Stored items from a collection
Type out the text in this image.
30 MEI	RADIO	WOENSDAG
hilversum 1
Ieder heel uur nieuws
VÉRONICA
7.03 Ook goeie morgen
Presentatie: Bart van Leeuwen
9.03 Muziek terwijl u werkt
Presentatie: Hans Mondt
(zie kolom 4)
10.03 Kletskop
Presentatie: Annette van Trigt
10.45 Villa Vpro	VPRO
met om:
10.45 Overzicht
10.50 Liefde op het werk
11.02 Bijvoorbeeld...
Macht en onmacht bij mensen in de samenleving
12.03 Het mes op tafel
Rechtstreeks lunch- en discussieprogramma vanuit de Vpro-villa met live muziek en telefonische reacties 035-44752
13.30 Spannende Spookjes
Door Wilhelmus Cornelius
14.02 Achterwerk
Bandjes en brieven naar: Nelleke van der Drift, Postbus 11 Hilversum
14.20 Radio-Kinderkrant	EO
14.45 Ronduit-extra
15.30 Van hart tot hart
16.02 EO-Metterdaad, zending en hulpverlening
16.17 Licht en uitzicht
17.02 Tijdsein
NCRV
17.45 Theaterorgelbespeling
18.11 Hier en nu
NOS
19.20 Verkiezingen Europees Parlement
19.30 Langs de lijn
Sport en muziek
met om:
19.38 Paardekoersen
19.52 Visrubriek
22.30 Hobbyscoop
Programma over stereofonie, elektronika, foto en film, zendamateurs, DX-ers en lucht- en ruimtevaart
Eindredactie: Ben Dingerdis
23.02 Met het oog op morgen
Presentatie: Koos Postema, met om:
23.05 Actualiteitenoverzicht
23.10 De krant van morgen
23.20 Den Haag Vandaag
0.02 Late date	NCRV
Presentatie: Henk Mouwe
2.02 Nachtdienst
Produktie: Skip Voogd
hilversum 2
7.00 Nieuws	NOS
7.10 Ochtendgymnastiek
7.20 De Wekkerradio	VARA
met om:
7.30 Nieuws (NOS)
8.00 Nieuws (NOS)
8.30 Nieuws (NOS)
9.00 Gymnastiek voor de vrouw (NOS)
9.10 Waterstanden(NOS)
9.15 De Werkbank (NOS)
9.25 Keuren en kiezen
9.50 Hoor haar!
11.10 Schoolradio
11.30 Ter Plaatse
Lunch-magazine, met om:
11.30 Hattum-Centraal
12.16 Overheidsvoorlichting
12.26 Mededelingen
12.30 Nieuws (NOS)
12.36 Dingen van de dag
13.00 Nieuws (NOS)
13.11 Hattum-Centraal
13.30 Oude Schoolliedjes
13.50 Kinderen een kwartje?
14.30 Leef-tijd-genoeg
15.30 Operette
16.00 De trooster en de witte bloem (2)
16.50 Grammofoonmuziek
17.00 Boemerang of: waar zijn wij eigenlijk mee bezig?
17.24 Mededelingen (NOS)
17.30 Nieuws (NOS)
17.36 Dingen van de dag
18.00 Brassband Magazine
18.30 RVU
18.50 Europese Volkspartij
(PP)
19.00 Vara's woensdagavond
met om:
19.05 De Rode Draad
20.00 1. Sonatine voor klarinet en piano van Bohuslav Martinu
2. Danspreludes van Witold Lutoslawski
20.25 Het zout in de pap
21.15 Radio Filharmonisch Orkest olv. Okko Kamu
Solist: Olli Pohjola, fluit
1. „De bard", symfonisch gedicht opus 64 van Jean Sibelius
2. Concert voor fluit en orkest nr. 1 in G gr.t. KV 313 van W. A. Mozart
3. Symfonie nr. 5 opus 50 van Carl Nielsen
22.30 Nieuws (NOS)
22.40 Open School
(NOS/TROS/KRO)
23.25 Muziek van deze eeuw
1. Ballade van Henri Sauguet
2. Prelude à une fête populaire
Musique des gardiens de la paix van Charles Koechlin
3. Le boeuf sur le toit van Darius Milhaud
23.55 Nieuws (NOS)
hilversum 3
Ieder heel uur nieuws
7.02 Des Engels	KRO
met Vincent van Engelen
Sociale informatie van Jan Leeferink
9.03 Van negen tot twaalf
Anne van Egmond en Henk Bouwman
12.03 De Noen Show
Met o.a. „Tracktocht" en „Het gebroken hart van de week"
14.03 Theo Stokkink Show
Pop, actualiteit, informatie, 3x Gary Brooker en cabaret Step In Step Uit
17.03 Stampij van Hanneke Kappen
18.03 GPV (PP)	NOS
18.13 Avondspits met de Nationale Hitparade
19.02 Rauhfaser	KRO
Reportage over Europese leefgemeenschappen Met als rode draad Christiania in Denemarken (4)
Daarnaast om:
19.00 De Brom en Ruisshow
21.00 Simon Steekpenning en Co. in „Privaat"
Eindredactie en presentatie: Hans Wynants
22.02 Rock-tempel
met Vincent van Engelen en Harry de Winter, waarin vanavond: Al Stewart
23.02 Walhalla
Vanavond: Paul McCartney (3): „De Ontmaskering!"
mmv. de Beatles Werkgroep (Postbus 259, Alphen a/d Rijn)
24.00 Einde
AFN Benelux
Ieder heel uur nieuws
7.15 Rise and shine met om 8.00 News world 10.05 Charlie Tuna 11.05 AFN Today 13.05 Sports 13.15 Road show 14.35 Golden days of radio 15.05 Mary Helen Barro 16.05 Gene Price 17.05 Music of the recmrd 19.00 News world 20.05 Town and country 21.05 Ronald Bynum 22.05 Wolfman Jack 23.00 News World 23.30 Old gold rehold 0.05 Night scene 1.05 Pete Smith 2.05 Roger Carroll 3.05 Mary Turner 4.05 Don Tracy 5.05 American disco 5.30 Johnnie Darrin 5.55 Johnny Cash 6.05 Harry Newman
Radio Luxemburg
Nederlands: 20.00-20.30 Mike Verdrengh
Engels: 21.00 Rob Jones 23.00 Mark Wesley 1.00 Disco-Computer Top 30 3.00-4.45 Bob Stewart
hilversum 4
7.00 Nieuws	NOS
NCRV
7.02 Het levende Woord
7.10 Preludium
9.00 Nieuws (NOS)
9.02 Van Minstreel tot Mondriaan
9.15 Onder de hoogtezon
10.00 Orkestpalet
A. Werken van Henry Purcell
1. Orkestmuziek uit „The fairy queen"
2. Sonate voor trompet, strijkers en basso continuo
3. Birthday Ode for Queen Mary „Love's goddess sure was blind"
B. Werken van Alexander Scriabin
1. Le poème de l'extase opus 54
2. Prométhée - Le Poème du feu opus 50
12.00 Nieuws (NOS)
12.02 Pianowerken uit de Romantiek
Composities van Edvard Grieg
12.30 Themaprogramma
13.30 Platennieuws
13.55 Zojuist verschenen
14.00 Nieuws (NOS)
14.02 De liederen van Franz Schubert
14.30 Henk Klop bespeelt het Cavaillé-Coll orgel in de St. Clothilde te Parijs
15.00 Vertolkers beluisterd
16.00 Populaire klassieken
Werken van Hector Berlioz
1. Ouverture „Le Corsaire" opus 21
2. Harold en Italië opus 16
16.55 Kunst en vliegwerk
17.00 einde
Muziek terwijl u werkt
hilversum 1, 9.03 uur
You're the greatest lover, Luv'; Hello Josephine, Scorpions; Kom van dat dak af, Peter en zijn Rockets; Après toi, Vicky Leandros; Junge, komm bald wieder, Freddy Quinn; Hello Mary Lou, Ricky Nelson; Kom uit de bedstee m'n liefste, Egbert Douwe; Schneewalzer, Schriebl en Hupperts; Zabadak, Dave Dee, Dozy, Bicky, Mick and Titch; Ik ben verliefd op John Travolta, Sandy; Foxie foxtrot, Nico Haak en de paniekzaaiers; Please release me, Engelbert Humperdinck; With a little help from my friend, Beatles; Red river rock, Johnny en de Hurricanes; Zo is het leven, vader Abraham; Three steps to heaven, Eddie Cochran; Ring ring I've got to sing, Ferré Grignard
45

§ What you have to do
Type out the whole of the data again, exactly as shown.

§ Result of the task
Type out the text in this image.
30 MEI	RADIO	WOENSDAG
hilversum 1
Ieder heel uur nieuws
VÉRONICA
7.03 Ook goeie morgen
Presentatie: Bart van Leeuwen
9.03 Muziek terwijl u werkt
Presentatie: Hans Mondt
(zie kolom 4)
10.03 Kletskop
Presentatie: Annette van Trigt
10.45 Villa Vpro	VPRO
met om:
10.45 Overzicht
10.50 Liefde op het werk
11.02 Bijvoorbeeld...
Macht en onmacht bij mensen in de samenleving
12.03 Het mes op tafel
Rechtstreeks lunch- en discussieprogramma vanuit de Vpro-villa met live muziek en telefonische reacties 035-44752
13.30 Spannende Spookjes
Door Wilhelmus Cornelius
14.02 Achterwerk
Bandjes en brieven naar: Nelleke van der Drift, Postbus 11 Hilversum
14.20 Radio-Kinderkrant	EO
14.45 Ronduit-extra
15.30 Van hart tot hart
16.02 EO-Metterdaad, zending en hulpverlening
16.17 Licht en uitzicht
17.02 Tijdsein
NCRV
17.45 Theaterorgelbespeling
18.11 Hier en nu
NOS
19.20 Verkiezingen Europees Parlement
19.30 Langs de lijn
Sport en muziek
met om:
19.38 Paardekoersen
19.52 Visrubriek
22.30 Hobbyscoop
Programma over stereofonie, elektronika, foto en film, zendamateurs, DX-ers en lucht- en ruimtevaart
Eindredactie: Ben Dingerdis
23.02 Met het oog op morgen
Presentatie: Koos Postema, met om:
23.05 Actualiteitenoverzicht
23.10 De krant van morgen
23.20 Den Haag Vandaag
0.02 Late date	NCRV
Presentatie: Henk Mouwe
2.02 Nachtdienst
Produktie: Skip Voogd
hilversum 2
7.00 Nieuws	NOS
7.10 Ochtendgymnastiek
7.20 De Wekkerradio	VARA
met om:
7.30 Nieuws (NOS)
8.00 Nieuws (NOS)
8.30 Nieuws (NOS)
9.00 Gymnastiek voor de vrouw (NOS)
9.10 Waterstanden(NOS)
9.15 De Werkbank (NOS)
9.25 Keuren en kiezen
9.50 Hoor haar!
11.10 Schoolradio
11.30 Ter Plaatse
Lunch-magazine, met om:
11.30 Hattum-Centraal
12.16 Overheidsvoorlichting
12.26 Mededelingen
12.30 Nieuws (NOS)
12.36 Dingen van de dag
13.00 Nieuws (NOS)
13.11 Hattum-Centraal
13.30 Oude Schoolliedjes
13.50 Kinderen een kwartje?
14.30 Leef-tijd-genoeg
15.30 Operette
16.00 De trooster en de witte bloem (2)
16.50 Grammofoonmuziek
17.00 Boemerang of: waar zijn wij eigenlijk mee bezig?
17.24 Mededelingen (NOS)
17.30 Nieuws (NOS)
17.36 Dingen van de dag
18.00 Brassband Magazine
18.30 RVU
18.50 Europese Volkspartij
(PP)
19.00 Vara's woensdagavond
met om:
19.05 De Rode Draad
20.00 1. Sonatine voor klarinet en piano van Bohuslav Martinu
2. Danspreludes van Witold Lutoslawski
20.25 Het zout in de pap
21.15 Radio Filharmonisch Orkest olv. Okko Kamu
Solist: Olli Pohjola, fluit
1. „De bard", symfonisch gedicht opus 64 van Jean Sibelius
2. Concert voor fluit en orkest nr. 1 in G gr.t. KV 313 van W. A. Mozart
3. Symfonie nr. 5 opus 50 van Carl Nielsen
22.30 Nieuws (NOS)
22.40 Open School
(NOS/TROS/KRO)
23.25 Muziek van deze eeuw
1. Ballade van Henri Sauguet
2. Prelude à une fête populaire
Musique des gardiens de la paix van Charles Koechlin
3. Le boeuf sur le toit van Darius Milhaud
23.55 Nieuws (NOS)
hilversum 3
Ieder heel uur nieuws
7.02 Des Engels	KRO
met Vincent van Engelen
Sociale informatie van Jan Leeferink
9.03 Van negen tot twaalf
Anne van Egmond en Henk Bouwman
12.03 De Noen Show
Met o.a. „Tracktocht" en „Het gebroken hart van de week"
14.03 Theo Stokkink Show
Pop, actualiteit, informatie, 3x Gary Brooker en cabaret Step In Step Uit
17.03 Stampij van Hanneke Kappen
18.03 GPV (PP)	NOS
18.13 Avondspits met de Nationale Hitparade
19.02 Rauhfaser	KRO
Reportage over Europese leefgemeenschappen Met als rode draad Christiania in Denemarken (4)
Daarnaast om:
19.00 De Brom en Ruisshow
21.00 Simon Steekpenning en Co. in „Privaat"
Eindredactie en presentatie: Hans Wynants
22.02 Rock-tempel
met Vincent van Engelen en Harry de Winter, waarin vanavond: Al Stewart
23.02 Walhalla
Vanavond: Paul McCartney (3): „De Ontmaskering!"
mmv. de Beatles Werkgroep (Postbus 259, Alphen a/d Rijn)
24.00 Einde
AFN Benelux
Ieder heel uur nieuws
7.15 Rise and shine met om 8.00 News world 10.05 Charlie Tuna 11.05 AFN Today 13.05 Sports 13.15 Road show 14.35 Golden days of radio 15.05 Mary Helen Barro 16.05 Gene Price 17.05 Music of the recmrd 19.00 News world 20.05 Town and country 21.05 Ronald Bynum 22.05 Wolfman Jack 23.00 News World 23.30 Old gold rehold 0.05 Night scene 1.05 Pete Smith 2.05 Roger Carroll 3.05 Mary Turner 4.05 Don Tracy 5.05 American disco 5.30 Johnnie Darrin 5.55 Johnny Cash 6.05 Harry Newman
Radio Luxemburg
Nederlands: 20.00-20.30 Mike Verdrengh
Engels: 21.00 Rob Jones 23.00 Mark Wesley 1.00 Disco-Computer Top 30 3.00-4.45 Bob Stewart
hilversum 4
7.00 Nieuws	NOS
NCRV
7.02 Het levende Woord
7.10 Preludium
9.00 Nieuws (NOS)
9.02 Van Minstreel tot Mondriaan
9.15 Onder de hoogtezon
10.00 Orkestpalet
A. Werken van Henry Purcell
1. Orkestmuziek uit „The fairy queen"
2. Sonate voor trompet, strijkers en basso continuo
3. Birthday Ode for Queen Mary „Love's goddess sure was blind"
B. Werken van Alexander Scriabin
1. Le poème de l'extase opus 54
2. Prométhée - Le Poème du feu opus 50
12.00 Nieuws (NOS)
12.02 Pianowerken uit de Romantiek
Composities van Edvard Grieg
12.30 Themaprogramma
13.30 Platennieuws
13.55 Zojuist verschenen
14.00 Nieuws (NOS)
14.02 De liederen van Franz Schubert
14.30 Henk Klop bespeelt het Cavaillé-Coll orgel in de St. Clothilde te Parijs
15.00 Vertolkers beluisterd
16.00 Populaire klassieken
Werken van Hector Berlioz
1. Ouverture „Le Corsaire" opus 21
2. Harold en Italië opus 16
16.55 Kunst en vliegwerk
17.00 einde
Muziek terwijl u werkt
hilversum 1, 9.03 uur
You're the greatest lover, Luv'; Hello Josephine, Scorpions; Kom van dat dak af, Peter en zijn Rockets; Après toi, Vicky Leandros; Junge, komm bald wieder, Freddy Quinn; Hello Mary Lou, Ricky Nelson; Kom uit de bedstee m'n liefste, Egbert Douwe; Schneewalzer, Schriebl en Hupperts; Zabadak, Dave Dee, Dozy, Bicky, Mick and Titch; Ik ben verliefd op John Travolta, Sandy; Foxie foxtrot, Nico Haak en de paniekzaaiers; Please release me, Engelbert Humperdinck; With a little help from my friend, Beatles; Red river rock, Johnny en de Hurricanes; Zo is het leven, vader Abraham; Three steps to heaven, Eddie Cochran; Ring ring I've got to sing, Ferré Grignard
45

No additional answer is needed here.